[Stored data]

++++++++++++++++++++

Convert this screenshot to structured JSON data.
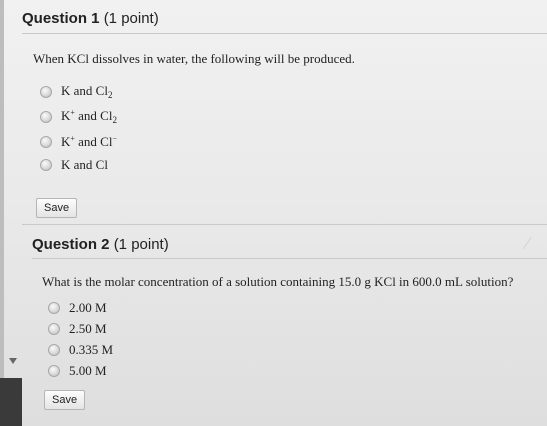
{
  "question1": {
    "label": "Question 1",
    "points": "(1 point)",
    "prompt": "When KCl dissolves in water, the following will be produced.",
    "options": [
      {
        "pre": "K and Cl",
        "sub": "2",
        "sup": "",
        "post": ""
      },
      {
        "pre": "K",
        "sup": "+",
        "mid": " and Cl",
        "sub": "2"
      },
      {
        "pre": "K",
        "sup": "+",
        "mid": " and Cl",
        "sup2": "−"
      },
      {
        "pre": "K and Cl"
      }
    ],
    "save_label": "Save"
  },
  "question2": {
    "label": "Question 2",
    "points": "(1 point)",
    "prompt": "What is the molar concentration of a solution containing 15.0 g KCl in 600.0 mL solution?",
    "options": [
      "2.00 M",
      "2.50 M",
      "0.335 M",
      "5.00 M"
    ],
    "save_label": "Save"
  }
}
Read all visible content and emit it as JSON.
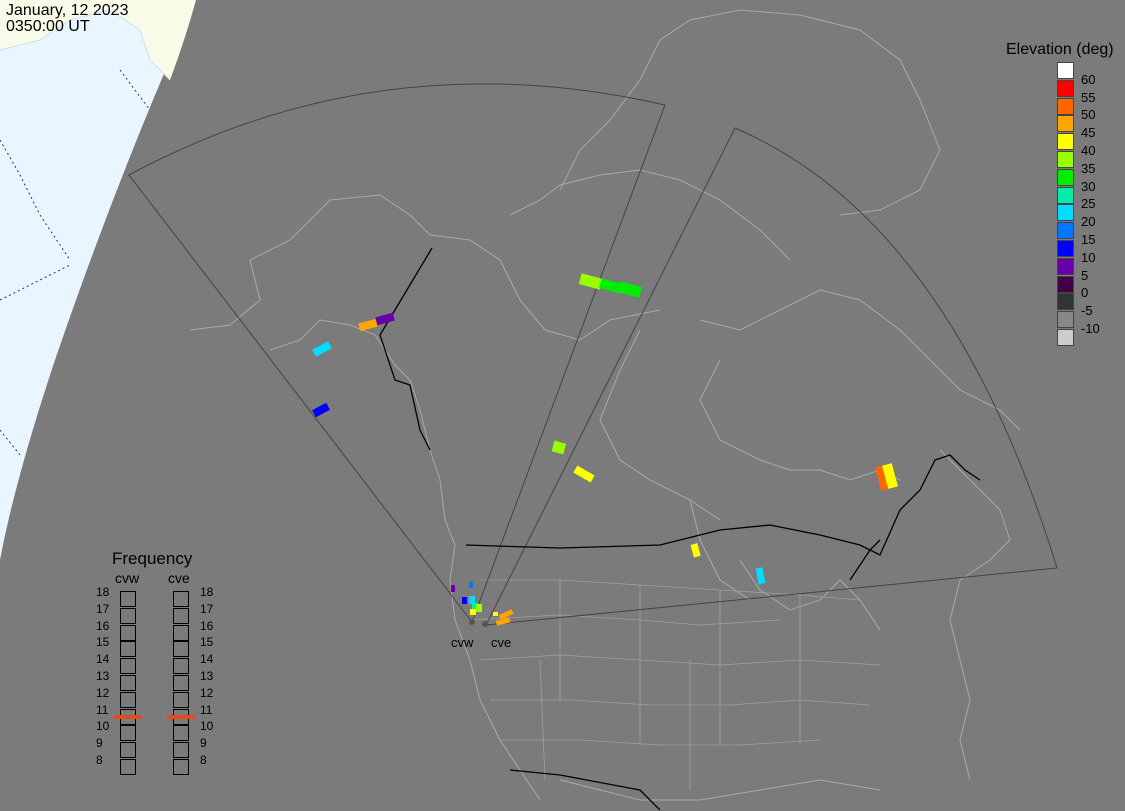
{
  "header": {
    "date": "January, 12 2023",
    "time": "0350:00 UT"
  },
  "elevation_legend": {
    "title": "Elevation (deg)",
    "items": [
      {
        "label": "60",
        "color": "#ffffff"
      },
      {
        "label": "55",
        "color": "#ff0000"
      },
      {
        "label": "50",
        "color": "#ff6600"
      },
      {
        "label": "45",
        "color": "#ffa500"
      },
      {
        "label": "40",
        "color": "#ffff00"
      },
      {
        "label": "35",
        "color": "#99ff00"
      },
      {
        "label": "30",
        "color": "#00ee00"
      },
      {
        "label": "25",
        "color": "#00eeaa"
      },
      {
        "label": "20",
        "color": "#00ddff"
      },
      {
        "label": "15",
        "color": "#0077ff"
      },
      {
        "label": "10",
        "color": "#0000ff"
      },
      {
        "label": "5",
        "color": "#6600aa"
      },
      {
        "label": "0",
        "color": "#440044"
      },
      {
        "label": "-5",
        "color": "#333333"
      },
      {
        "label": "-10",
        "color": "#888888"
      },
      {
        "label": "",
        "color": "#cccccc"
      }
    ]
  },
  "frequency_legend": {
    "title": "Frequency",
    "columns": [
      {
        "name": "cvw",
        "selected": "11"
      },
      {
        "name": "cve",
        "selected": "11"
      }
    ],
    "levels": [
      "18",
      "17",
      "16",
      "15",
      "14",
      "13",
      "12",
      "11",
      "10",
      "9",
      "8"
    ],
    "marker_color": "#e8481c"
  },
  "radars": [
    {
      "name": "cvw"
    },
    {
      "name": "cve"
    }
  ],
  "colors": {
    "night": "#7b7b7b",
    "sea_day": "#eaf6ff",
    "land_day": "#fafae8",
    "coast": "#a9a9a9",
    "border": "#000000"
  }
}
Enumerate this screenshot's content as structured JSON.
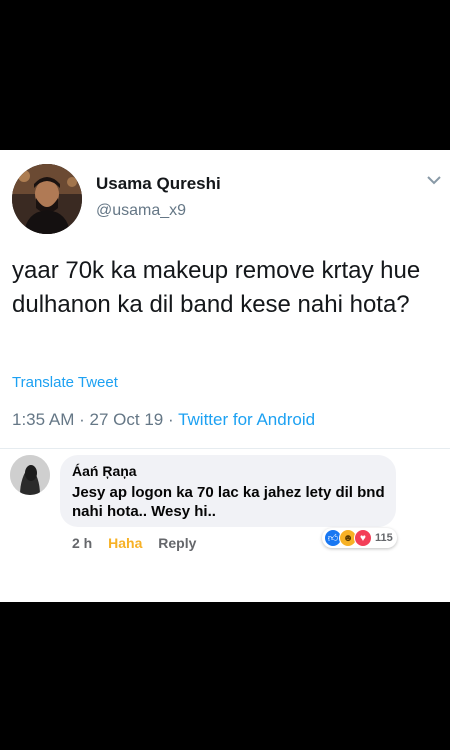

++++++++++++++++++++

§ **Set task**
Give all the lines above again, character for character, without pictures.

§ **Response to this task**
Convert this screenshot to structured JSON data.
{
  "question1": {
    "label": "Question 1",
    "points": "(1 point)",
    "prompt": "When KCl dissolves in water, the following will be produced.",
    "options": [
      {
        "pre": "K and Cl",
        "sub": "2",
        "sup": "",
        "post": ""
      },
      {
        "pre": "K",
        "sup": "+",
        "mid": " and Cl",
        "sub": "2"
      },
      {
        "pre": "K",
        "sup": "+",
        "mid": " and Cl",
        "sup2": "−"
      },
      {
        "pre": "K and Cl"
      }
    ],
    "save_label": "Save"
  },
  "question2": {
    "label": "Question 2",
    "points": "(1 point)",
    "prompt": "What is the molar concentration of a solution containing 15.0 g KCl in 600.0 mL solution?",
    "options": [
      "2.00 M",
      "2.50 M",
      "0.335 M",
      "5.00 M"
    ],
    "save_label": "Save"
  }
}
Read all visible content and emit it as JSON.
{
  "header": {
    "date": "January, 12 2023",
    "time": "0350:00 UT"
  },
  "elevation_legend": {
    "title": "Elevation (deg)",
    "items": [
      {
        "label": "60",
        "color": "#ffffff"
      },
      {
        "label": "55",
        "color": "#ff0000"
      },
      {
        "label": "50",
        "color": "#ff6600"
      },
      {
        "label": "45",
        "color": "#ffa500"
      },
      {
        "label": "40",
        "color": "#ffff00"
      },
      {
        "label": "35",
        "color": "#99ff00"
      },
      {
        "label": "30",
        "color": "#00ee00"
      },
      {
        "label": "25",
        "color": "#00eeaa"
      },
      {
        "label": "20",
        "color": "#00ddff"
      },
      {
        "label": "15",
        "color": "#0077ff"
      },
      {
        "label": "10",
        "color": "#0000ff"
      },
      {
        "label": "5",
        "color": "#6600aa"
      },
      {
        "label": "0",
        "color": "#440044"
      },
      {
        "label": "-5",
        "color": "#333333"
      },
      {
        "label": "-10",
        "color": "#888888"
      },
      {
        "label": "",
        "color": "#cccccc"
      }
    ]
  },
  "frequency_legend": {
    "title": "Frequency",
    "columns": [
      {
        "name": "cvw",
        "selected": "11"
      },
      {
        "name": "cve",
        "selected": "11"
      }
    ],
    "levels": [
      "18",
      "17",
      "16",
      "15",
      "14",
      "13",
      "12",
      "11",
      "10",
      "9",
      "8"
    ],
    "marker_color": "#e8481c"
  },
  "radars": [
    {
      "name": "cvw"
    },
    {
      "name": "cve"
    }
  ],
  "colors": {
    "night": "#7b7b7b",
    "sea_day": "#eaf6ff",
    "land_day": "#fafae8",
    "coast": "#a9a9a9",
    "border": "#000000"
  }
}
Enumerate this screenshot's content as structured JSON.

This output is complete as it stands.